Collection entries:
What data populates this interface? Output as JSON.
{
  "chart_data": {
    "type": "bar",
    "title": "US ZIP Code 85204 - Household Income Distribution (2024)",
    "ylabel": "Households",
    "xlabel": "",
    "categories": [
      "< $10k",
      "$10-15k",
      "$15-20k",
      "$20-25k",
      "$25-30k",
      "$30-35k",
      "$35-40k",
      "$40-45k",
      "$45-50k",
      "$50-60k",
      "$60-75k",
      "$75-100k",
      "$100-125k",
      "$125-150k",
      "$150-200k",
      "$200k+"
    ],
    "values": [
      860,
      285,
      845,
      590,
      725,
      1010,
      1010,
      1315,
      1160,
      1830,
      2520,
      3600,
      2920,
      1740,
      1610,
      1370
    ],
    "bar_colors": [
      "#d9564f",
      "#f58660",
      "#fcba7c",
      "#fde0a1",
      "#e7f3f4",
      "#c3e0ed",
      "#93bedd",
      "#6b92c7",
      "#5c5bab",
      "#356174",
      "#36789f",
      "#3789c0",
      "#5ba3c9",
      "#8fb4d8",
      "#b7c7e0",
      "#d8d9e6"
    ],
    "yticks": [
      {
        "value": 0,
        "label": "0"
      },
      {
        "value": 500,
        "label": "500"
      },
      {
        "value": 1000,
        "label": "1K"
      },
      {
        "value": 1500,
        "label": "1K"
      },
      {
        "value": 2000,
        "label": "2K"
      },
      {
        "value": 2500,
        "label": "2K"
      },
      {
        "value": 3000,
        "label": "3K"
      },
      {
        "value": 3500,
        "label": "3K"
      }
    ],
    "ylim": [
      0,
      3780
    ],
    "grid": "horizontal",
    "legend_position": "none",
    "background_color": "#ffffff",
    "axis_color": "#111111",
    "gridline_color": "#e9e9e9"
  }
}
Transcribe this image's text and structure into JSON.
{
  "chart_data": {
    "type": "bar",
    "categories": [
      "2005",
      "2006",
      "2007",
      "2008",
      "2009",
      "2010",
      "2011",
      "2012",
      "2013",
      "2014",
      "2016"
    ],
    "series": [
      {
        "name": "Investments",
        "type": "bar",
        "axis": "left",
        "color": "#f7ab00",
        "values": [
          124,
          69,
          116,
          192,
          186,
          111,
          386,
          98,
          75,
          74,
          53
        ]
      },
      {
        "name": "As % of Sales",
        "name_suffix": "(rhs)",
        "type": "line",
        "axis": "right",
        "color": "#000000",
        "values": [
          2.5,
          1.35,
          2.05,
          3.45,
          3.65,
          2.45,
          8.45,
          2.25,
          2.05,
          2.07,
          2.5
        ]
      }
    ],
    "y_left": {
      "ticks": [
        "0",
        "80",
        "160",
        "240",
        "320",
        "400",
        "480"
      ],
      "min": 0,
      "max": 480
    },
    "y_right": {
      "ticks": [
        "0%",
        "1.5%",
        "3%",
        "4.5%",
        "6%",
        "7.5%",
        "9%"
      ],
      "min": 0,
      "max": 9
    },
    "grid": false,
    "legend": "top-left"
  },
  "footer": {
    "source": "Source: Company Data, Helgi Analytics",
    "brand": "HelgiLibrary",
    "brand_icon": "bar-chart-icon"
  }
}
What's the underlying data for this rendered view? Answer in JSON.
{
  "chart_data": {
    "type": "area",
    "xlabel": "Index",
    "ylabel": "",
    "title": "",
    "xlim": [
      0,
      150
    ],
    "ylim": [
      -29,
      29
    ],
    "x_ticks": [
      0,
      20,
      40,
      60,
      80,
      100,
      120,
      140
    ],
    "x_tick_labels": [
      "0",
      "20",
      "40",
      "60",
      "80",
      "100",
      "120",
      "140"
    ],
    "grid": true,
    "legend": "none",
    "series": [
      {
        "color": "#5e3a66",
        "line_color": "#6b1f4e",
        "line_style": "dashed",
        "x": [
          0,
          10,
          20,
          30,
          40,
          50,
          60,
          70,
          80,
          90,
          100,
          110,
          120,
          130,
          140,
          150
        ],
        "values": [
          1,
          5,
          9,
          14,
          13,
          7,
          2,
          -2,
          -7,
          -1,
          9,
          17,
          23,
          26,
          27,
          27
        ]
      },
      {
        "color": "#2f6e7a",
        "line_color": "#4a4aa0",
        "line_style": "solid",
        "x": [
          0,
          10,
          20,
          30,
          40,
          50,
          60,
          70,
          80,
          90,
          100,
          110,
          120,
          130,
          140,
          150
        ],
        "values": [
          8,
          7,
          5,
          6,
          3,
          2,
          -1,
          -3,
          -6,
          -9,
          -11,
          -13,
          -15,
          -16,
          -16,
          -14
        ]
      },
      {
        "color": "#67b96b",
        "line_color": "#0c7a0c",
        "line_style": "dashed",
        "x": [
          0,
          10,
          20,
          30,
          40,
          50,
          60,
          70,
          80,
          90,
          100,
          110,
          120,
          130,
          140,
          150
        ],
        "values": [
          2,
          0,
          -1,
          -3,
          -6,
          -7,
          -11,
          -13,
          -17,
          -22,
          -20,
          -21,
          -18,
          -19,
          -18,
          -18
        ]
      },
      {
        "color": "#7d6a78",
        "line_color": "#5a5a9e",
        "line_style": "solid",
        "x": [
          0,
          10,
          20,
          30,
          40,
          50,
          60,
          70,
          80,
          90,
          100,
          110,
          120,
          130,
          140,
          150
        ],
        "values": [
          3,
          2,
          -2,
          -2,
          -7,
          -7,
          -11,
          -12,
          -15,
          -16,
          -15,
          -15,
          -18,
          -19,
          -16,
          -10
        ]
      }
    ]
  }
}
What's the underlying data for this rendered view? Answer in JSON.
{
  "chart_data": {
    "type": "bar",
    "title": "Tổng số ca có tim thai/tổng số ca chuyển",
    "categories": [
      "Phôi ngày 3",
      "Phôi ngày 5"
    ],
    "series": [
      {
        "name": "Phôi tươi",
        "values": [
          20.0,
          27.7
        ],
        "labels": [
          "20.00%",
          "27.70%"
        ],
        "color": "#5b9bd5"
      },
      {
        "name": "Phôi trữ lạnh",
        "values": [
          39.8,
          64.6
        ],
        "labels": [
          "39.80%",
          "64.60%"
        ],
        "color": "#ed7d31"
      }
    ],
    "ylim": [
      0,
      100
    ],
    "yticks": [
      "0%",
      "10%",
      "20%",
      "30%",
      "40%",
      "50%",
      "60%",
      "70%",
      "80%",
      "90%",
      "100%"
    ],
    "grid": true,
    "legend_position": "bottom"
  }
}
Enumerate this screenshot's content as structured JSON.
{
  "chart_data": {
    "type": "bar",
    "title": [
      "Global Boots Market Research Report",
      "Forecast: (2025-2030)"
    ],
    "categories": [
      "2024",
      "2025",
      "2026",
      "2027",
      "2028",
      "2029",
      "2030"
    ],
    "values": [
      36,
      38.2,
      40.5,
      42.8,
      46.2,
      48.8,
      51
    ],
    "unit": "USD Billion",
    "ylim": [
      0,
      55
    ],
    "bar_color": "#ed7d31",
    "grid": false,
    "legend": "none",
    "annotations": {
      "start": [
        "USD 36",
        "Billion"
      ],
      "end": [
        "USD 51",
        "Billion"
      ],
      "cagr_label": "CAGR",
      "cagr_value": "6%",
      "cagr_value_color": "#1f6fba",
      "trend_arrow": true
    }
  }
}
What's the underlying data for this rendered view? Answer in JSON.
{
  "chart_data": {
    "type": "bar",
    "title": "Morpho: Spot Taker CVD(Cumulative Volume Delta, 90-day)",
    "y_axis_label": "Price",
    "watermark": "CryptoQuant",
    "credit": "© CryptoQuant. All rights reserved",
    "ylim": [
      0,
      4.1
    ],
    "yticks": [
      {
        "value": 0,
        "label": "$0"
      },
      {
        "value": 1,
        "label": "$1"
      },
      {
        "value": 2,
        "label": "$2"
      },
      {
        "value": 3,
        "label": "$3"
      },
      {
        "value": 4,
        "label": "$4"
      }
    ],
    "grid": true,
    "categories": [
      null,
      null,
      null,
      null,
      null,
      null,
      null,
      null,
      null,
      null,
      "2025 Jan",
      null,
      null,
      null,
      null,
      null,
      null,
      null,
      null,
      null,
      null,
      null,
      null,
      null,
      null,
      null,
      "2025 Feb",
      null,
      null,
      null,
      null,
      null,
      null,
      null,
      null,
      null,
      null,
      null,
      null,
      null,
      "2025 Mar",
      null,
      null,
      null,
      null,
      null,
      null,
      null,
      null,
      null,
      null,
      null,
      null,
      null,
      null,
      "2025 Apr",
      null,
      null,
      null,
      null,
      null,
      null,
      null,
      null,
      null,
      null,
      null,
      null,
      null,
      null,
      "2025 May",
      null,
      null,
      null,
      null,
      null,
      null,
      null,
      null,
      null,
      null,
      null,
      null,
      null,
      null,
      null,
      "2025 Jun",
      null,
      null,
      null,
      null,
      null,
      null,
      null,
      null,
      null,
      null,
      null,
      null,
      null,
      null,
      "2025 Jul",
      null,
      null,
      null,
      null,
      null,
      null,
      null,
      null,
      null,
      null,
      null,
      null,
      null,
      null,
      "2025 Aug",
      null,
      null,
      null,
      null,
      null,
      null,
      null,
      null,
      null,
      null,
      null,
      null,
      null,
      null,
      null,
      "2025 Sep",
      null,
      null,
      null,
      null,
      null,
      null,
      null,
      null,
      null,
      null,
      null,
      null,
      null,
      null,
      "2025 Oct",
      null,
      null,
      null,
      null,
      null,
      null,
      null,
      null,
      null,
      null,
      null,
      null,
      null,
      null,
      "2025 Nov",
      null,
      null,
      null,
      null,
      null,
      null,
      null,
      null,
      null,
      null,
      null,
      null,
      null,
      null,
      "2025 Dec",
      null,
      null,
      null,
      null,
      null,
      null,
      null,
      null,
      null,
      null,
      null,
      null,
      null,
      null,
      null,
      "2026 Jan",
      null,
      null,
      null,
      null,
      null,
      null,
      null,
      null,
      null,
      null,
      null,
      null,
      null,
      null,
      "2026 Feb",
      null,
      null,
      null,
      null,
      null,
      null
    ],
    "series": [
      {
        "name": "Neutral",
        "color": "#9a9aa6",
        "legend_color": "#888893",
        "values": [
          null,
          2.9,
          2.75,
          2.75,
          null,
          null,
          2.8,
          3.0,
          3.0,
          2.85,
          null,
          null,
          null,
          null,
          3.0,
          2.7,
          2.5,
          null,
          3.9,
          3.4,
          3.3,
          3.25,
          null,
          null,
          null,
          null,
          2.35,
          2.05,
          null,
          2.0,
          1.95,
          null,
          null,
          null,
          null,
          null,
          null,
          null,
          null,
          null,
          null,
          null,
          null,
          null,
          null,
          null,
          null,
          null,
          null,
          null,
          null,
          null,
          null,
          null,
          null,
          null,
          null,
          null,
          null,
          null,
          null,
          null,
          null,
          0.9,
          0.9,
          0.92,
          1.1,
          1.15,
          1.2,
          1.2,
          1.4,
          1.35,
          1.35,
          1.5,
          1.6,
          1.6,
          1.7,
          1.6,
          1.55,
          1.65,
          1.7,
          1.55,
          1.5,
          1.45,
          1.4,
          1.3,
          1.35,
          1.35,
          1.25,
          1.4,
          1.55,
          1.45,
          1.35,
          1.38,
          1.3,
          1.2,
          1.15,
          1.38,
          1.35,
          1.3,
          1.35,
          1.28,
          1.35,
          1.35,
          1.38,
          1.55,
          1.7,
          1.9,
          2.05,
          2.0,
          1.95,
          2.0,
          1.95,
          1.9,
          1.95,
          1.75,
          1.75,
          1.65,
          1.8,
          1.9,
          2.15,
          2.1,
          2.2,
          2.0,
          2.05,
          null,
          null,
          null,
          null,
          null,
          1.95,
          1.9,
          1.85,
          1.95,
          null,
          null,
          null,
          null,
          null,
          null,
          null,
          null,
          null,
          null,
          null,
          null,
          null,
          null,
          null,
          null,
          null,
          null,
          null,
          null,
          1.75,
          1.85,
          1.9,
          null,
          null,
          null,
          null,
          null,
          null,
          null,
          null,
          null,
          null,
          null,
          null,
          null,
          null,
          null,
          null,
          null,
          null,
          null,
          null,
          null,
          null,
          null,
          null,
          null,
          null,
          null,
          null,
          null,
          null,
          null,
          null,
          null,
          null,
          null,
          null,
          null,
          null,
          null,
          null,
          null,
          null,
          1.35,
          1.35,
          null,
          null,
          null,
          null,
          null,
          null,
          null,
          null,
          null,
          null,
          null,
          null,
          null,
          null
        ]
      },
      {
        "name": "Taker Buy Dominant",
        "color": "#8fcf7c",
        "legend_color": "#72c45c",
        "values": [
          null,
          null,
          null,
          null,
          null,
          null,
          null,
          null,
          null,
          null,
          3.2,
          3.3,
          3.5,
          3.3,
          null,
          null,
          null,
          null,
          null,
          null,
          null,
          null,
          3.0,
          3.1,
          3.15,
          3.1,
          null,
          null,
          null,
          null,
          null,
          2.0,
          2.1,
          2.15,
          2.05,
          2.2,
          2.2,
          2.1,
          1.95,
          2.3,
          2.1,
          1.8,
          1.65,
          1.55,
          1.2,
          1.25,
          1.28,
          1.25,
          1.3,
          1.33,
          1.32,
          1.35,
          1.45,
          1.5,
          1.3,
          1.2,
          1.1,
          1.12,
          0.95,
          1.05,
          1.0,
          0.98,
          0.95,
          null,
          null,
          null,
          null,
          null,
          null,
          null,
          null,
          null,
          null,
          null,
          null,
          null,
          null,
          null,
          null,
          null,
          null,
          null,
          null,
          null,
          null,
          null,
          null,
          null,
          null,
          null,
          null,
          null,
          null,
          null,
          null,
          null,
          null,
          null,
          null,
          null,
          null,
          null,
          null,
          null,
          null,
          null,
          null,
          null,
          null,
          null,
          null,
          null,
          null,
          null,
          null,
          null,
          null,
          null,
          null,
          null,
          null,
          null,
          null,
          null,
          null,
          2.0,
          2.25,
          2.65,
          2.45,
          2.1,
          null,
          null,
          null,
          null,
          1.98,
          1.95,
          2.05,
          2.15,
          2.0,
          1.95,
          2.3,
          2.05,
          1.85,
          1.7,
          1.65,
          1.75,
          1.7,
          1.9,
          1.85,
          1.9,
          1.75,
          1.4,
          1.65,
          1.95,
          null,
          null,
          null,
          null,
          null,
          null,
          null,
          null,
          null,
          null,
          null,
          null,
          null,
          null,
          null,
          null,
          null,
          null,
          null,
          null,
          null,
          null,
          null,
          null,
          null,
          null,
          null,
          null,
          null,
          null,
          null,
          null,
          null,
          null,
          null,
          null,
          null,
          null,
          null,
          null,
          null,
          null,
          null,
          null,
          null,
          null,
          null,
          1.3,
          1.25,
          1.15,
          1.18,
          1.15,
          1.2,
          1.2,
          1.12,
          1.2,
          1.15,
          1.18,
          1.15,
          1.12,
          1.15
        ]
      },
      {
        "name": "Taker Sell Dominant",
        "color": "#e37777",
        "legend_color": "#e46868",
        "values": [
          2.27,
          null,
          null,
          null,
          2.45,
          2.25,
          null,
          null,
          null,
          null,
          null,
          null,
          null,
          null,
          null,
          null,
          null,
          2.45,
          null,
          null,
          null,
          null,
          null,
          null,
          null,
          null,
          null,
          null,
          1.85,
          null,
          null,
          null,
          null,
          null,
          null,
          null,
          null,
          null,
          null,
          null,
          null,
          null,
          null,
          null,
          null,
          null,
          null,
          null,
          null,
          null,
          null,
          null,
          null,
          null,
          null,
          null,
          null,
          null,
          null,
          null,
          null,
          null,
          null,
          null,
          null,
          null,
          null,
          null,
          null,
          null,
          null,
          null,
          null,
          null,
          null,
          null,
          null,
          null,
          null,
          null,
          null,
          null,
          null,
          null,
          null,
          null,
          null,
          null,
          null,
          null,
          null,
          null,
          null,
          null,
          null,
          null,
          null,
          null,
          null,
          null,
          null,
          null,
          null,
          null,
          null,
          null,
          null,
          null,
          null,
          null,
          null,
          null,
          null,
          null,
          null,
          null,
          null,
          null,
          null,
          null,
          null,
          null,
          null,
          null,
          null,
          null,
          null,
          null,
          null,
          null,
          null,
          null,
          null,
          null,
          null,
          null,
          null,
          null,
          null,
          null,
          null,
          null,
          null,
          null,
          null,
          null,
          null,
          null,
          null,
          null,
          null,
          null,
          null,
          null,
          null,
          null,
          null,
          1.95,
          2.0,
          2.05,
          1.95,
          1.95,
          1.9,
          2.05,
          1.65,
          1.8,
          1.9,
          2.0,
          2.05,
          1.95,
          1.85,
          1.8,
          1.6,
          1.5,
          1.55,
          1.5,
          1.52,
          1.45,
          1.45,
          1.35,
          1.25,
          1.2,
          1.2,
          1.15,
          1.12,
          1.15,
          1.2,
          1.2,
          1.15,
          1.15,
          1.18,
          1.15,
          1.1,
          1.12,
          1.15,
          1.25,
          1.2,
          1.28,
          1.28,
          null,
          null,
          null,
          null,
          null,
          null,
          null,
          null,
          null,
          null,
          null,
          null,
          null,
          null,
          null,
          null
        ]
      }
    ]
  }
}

Short task: Give only the number of lines in the data that hold the string "Phôi".

Reply: 4